◆ **GIVEN EXERCISE**: Gather every line below where "JSON" appears.

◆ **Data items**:
#####
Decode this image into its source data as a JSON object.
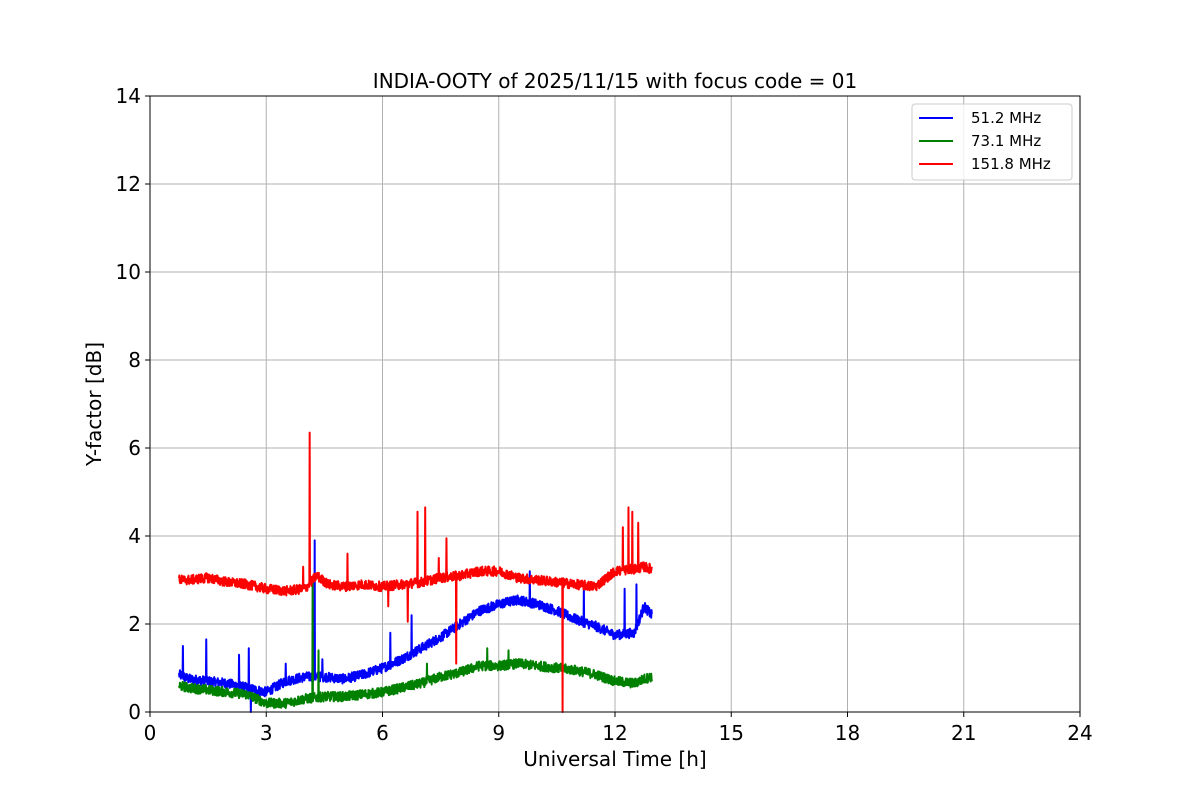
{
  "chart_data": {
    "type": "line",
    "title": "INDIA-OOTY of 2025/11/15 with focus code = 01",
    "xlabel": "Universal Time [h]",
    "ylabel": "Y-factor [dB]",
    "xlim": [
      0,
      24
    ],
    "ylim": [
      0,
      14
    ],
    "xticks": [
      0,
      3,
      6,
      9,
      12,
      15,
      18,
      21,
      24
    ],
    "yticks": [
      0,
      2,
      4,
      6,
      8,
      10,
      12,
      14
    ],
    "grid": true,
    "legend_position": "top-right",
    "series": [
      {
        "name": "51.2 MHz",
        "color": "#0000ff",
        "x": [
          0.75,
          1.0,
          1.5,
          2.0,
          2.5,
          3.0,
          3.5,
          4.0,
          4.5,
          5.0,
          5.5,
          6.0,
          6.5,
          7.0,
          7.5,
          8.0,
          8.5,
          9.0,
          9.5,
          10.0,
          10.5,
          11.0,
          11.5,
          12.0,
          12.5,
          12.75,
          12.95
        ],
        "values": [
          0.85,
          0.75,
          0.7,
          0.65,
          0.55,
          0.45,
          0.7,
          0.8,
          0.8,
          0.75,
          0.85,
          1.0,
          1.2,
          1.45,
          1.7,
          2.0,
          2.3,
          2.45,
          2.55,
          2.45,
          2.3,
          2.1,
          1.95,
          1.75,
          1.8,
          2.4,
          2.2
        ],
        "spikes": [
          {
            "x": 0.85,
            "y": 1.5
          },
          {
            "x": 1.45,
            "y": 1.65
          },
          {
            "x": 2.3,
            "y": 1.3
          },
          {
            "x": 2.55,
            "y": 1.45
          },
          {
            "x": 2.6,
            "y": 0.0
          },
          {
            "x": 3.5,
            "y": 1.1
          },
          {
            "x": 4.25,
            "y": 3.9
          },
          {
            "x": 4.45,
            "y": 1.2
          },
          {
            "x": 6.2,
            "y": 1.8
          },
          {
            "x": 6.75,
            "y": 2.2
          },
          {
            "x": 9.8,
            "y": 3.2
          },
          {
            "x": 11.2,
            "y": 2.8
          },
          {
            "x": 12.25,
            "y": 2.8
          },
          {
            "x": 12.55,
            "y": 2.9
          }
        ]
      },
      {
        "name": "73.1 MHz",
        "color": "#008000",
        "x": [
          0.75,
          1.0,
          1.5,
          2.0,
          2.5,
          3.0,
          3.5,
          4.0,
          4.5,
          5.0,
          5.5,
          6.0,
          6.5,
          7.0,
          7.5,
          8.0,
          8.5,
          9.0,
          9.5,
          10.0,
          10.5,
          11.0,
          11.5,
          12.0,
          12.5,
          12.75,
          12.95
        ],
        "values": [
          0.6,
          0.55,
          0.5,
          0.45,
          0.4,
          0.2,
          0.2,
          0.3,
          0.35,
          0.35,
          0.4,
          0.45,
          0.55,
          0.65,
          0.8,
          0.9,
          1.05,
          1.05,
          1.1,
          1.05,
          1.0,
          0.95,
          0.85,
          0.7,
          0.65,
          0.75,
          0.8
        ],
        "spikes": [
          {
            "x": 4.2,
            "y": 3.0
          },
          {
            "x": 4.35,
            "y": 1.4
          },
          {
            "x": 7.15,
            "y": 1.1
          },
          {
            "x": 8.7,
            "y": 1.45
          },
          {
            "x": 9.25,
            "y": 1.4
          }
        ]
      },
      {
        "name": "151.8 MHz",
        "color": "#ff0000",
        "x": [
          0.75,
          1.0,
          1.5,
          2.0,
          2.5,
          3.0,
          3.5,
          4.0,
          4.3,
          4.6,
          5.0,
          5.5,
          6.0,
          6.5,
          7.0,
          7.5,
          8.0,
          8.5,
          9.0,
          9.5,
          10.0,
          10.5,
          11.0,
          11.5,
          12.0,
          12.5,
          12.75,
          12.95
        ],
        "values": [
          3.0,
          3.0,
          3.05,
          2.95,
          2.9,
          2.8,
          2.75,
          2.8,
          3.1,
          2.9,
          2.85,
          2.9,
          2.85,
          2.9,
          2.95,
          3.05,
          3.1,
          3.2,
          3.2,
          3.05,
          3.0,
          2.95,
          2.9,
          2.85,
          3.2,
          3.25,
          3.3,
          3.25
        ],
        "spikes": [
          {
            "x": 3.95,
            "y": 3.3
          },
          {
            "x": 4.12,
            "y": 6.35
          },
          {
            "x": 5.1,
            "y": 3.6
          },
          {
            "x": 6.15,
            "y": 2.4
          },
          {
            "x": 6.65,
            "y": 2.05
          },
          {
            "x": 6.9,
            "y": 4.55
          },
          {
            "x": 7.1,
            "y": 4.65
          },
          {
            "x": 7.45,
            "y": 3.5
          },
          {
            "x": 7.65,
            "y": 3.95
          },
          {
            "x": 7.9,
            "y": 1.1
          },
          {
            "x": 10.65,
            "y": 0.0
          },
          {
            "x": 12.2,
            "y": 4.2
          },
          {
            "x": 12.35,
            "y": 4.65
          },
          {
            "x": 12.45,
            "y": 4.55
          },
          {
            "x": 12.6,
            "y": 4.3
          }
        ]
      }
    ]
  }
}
#####
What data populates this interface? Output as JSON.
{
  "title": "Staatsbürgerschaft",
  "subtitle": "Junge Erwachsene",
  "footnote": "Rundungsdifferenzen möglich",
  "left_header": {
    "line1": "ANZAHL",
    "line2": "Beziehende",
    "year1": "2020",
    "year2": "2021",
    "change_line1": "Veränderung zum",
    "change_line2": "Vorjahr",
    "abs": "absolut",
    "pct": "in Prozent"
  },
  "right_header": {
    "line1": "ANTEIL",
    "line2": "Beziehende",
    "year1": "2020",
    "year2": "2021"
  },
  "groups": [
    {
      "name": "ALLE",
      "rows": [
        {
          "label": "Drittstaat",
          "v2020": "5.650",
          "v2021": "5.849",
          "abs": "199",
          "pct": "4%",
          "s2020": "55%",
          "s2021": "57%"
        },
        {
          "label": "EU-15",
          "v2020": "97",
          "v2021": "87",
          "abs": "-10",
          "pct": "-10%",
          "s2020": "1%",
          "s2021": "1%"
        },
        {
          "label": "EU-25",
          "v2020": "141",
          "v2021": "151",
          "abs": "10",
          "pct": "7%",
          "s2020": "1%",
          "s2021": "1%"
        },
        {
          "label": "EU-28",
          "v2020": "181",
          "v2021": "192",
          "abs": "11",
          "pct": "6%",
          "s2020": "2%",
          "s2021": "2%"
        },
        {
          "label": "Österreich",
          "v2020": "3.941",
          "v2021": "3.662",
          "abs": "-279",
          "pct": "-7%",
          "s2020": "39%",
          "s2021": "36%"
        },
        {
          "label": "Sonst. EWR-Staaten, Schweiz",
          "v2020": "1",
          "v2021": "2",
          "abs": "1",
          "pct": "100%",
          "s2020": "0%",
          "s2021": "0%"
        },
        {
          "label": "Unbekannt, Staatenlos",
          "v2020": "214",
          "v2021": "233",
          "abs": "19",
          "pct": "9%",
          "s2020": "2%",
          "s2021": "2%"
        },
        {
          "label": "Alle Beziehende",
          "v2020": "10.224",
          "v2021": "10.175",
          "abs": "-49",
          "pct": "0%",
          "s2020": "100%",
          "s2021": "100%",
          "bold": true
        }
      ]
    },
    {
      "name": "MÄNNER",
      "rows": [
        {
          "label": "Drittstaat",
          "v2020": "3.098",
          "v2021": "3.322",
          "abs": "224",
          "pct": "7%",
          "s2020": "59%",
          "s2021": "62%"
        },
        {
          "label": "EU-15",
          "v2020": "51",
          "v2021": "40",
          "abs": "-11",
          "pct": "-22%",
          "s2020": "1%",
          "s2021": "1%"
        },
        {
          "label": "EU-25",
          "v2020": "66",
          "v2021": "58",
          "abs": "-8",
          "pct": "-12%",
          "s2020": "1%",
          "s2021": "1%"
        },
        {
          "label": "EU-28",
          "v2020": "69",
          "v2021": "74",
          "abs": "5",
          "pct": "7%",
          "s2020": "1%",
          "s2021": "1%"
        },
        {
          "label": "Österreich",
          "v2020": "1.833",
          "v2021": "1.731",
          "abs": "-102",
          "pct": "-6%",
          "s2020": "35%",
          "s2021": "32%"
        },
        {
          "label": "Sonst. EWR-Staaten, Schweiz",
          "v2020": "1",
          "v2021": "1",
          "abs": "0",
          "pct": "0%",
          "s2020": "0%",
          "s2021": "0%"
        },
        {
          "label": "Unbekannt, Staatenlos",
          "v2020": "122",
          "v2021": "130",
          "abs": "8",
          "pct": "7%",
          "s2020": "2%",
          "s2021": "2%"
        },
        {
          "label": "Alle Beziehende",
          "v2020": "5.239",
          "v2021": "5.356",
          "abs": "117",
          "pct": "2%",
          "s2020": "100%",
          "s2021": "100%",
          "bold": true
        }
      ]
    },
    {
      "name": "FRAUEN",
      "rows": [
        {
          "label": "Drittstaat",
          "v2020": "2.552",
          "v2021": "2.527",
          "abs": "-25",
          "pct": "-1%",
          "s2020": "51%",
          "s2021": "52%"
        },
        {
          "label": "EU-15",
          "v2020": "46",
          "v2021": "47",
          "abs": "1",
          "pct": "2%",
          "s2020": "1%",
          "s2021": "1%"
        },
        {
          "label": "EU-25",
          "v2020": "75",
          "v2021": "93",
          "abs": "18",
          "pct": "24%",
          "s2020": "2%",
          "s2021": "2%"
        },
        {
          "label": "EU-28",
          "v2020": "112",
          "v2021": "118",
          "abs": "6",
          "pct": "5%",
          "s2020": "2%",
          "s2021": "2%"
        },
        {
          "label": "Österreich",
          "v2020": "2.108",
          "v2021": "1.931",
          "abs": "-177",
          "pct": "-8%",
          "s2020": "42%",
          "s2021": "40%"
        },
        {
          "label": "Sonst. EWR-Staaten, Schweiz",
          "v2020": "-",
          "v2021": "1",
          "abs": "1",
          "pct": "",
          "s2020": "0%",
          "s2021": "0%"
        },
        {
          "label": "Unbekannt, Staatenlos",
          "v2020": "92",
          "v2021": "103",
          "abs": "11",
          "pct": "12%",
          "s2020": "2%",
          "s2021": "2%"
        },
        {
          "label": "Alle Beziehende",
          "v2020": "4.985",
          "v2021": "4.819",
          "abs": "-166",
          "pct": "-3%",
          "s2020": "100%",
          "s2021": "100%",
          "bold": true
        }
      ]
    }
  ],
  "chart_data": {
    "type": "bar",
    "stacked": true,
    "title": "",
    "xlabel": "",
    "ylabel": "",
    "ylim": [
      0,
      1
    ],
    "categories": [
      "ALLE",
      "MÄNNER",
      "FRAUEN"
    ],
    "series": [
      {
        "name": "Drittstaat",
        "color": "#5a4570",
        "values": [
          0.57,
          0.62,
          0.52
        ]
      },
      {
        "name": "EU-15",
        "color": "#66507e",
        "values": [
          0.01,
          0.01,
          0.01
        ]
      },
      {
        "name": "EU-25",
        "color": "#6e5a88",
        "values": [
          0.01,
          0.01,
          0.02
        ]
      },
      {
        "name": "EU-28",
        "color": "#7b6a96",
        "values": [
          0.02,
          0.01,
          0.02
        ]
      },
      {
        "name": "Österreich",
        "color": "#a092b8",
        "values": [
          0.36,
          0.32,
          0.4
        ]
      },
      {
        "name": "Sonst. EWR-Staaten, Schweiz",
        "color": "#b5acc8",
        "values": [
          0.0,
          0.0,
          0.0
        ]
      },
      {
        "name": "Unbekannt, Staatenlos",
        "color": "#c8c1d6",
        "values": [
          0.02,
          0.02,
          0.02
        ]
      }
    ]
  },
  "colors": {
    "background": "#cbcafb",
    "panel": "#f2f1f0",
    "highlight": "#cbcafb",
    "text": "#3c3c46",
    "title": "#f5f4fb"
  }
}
#####
◆ **FINAL RESULT**:
Decode this image into its source data as a JSON object.
What data populates this interface? Output as JSON.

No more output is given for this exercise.